→ Exercise aim
Count the lines below that contain the word "szkoły", and reply with only that number.

→ Input
......
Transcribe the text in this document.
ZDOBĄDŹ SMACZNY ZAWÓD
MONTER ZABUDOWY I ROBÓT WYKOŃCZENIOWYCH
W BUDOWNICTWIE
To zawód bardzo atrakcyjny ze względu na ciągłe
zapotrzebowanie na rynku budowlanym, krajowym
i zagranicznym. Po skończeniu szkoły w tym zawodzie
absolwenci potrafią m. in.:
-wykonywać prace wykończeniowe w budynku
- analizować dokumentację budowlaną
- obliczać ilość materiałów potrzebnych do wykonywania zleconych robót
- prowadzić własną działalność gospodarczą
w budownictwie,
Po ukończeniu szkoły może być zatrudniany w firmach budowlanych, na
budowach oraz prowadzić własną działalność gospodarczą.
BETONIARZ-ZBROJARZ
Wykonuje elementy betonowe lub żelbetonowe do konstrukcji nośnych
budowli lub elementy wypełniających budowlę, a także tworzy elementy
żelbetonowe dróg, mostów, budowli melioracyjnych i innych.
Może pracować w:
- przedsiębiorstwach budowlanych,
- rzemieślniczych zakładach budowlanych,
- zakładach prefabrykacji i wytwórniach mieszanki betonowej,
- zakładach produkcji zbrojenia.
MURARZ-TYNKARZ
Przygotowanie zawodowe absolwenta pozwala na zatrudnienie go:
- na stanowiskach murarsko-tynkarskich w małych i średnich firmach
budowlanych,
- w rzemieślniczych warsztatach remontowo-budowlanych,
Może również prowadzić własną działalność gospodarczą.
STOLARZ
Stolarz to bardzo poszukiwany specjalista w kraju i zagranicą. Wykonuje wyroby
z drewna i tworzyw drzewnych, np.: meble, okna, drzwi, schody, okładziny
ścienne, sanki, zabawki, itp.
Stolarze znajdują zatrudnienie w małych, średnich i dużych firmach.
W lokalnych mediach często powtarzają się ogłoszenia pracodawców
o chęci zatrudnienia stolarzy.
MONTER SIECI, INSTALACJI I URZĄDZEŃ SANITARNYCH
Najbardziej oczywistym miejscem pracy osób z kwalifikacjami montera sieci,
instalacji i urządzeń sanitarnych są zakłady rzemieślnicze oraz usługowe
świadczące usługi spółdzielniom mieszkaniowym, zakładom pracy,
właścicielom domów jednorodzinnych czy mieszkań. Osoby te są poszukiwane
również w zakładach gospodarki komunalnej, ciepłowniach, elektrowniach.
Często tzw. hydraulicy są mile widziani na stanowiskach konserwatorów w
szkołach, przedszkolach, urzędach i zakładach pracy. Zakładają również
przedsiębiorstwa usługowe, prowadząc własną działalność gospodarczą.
......
→ Response for this exercise
2